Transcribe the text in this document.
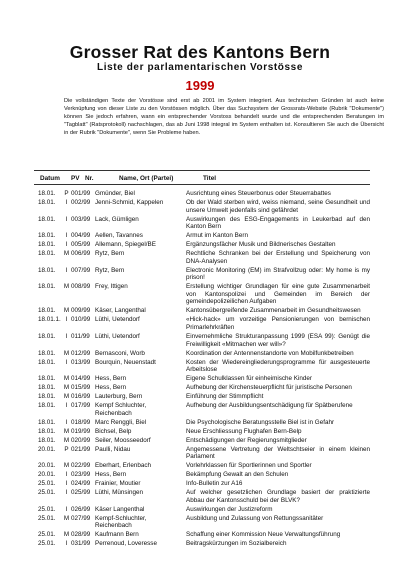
Grosser Rat des Kantons Bern
Liste der parlamentarischen Vorstösse
1999
Die vollständigen Texte der Vorstösse sind erst ab 2001 im System integriert. Aus technischen Gründen ist auch keine Verknüpfung von dieser Liste zu den Vorstössen möglich. Über das Suchsystem der Grossrats-Website (Rubrik "Dokumente") können Sie jedoch erfahren, wann ein entsprechender Vorstoss behandelt wurde und die entsprechenden Beratungen im "Tagblatt" (Ratsprotokoll) nachschlagen, das ab Juni 1998 integral im System enthalten ist. Konsultieren Sie auch die Übersicht in der Rubrik "Dokumente", wenn Sie Probleme haben.
Datum PV Nr.	Name, Ort (Partei)	Titel
18.01.	P	001/99	Gmünder, Biel	Ausrichtung eines Steuerbonus oder Steuerrabattes
18.01.	I	002/99	Jenni-Schmid, Kappelen	Ob der Wald sterben wird, weiss niemand, seine Gesundheit und unsere Umwelt jedenfalls sind gefährdet
18.01.	I	003/99	Lack, Gümligen	Auswirkungen des ESG-Engagements in Leukerbad auf den Kanton Bern
18.01.	I	004/99	Aellen, Tavannes	Armut im Kanton Bern
18.01.	I	005/99	Allemann, Spiegel/BE	Ergänzungsfächer Musik und Bildnerisches Gestalten
18.01.	M	006/99	Rytz, Bern	Rechtliche Schranken bei der Erstellung und Speicherung von DNA-Analysen
18.01.	I	007/99	Rytz, Bern	Electronic Monitoring (EM) im Strafvollzug oder: My home is my prison!
18.01.	M	008/99	Frey, Ittigen	Erstellung wichtiger Grundlagen für eine gute Zusammenarbeit von Kantonspolizei und Gemeinden im Bereich der gemeindepolizeilichen Aufgaben
18.01.	M	009/99	Käser, Langenthal	Kantonsübergreifende Zusammenarbeit im Gesundheitswesen
18.01.1.	I	010/99	Lüthi, Uetendorf	«Hick-hack» um vorzeitige Pensionierungen von bernischen Primarlehrkräften
18.01.	I	011/99	Lüthi, Uetendorf	Einvernehmliche Strukturanpassung 1999 (ESA 99): Genügt die Freiwilligkeit «Mitmachen wer will»?
18.01.	M	012/99	Bernasconi, Worb	Koordination der Antennenstandorte von Mobilfunkbetreiben
18.01.	I	013/99	Bourquin, Neuenstadt	Kosten der Wiedereingliederungsprogramme für ausgesteuerte Arbeitslose
18.01.	M	014/99	Hess, Bern	Eigene Schulklassen für einheimische Kinder
18.01.	M	015/99	Hess, Bern	Aufhebung der Kirchensteuerpflicht für juristische Personen
18.01.	M	016/99	Lauterburg, Bern	Einführung der Stimmpflicht
18.01.	I	017/99	Kempf Schluchter, Reichenbach	Aufhebung der Ausbildungsentschädigung für Spätberufene
18.01.	I	018/99	Marc Renggli, Biel	Die Psychologische Beratungsstelle Biel ist in Gefahr
18.01.	M	019/99	Bichsel, Belp	Neue Erschliessung Flughafen Bern-Belp
18.01.	M	020/99	Seiler, Moosseedorf	Entschädigungen der Regierungsmitglieder
20.01.	P	021/99	Paulli, Nidau	Angemessene Vertretung der Weltschtseier in einem kleinen Parlament
20.01.	M	022/99	Eberhart, Erlenbach	Vorlehrklassen für Sportlerinnen und Sportler
20.01.	I	023/99	Hess, Bern	Bekämpfung Gewalt an den Schulen
25.01.	I	024/99	Frainier, Moutier	Info-Bulletin zur A16
25.01.	I	025/99	Lüthi, Münsingen	Auf welcher gesetzlichen Grundlage basiert der praktizierte Abbau der Kantonsschuld bei der BLVK?
25.01.	I	026/99	Käser Langenthal	Auswirkungen der Justizreform
25.01.	M	027/99	Kempf-Schluchter, Reichenbach	Ausbildung und Zulassung von Rettungssanitäter
25.01.	M	028/99	Kaufmann Bern	Schaffung einer Kommission Neue Verwaltungsführung
25.01.	I	031/99	Perrenoud, Loveresse	Beitragskürzungen im Sozialbereich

+--

__Task requirements__
Please list every line of the records that contains "Lüthi".

__Task response__
18.01.1.	I	010/99	Lüthi, Uetendorf	«Hick-hack» um vorzeitige Pensionierungen von bernischen Primarlehrkräften
18.01.	I	011/99	Lüthi, Uetendorf	Einvernehmliche Strukturanpassung 1999 (ESA 99): Genügt die Freiwilligkeit «Mitmachen wer will»?
25.01.	I	025/99	Lüthi, Münsingen	Auf welcher gesetzlichen Grundlage basiert der praktizierte Abbau der Kantonsschuld bei der BLVK?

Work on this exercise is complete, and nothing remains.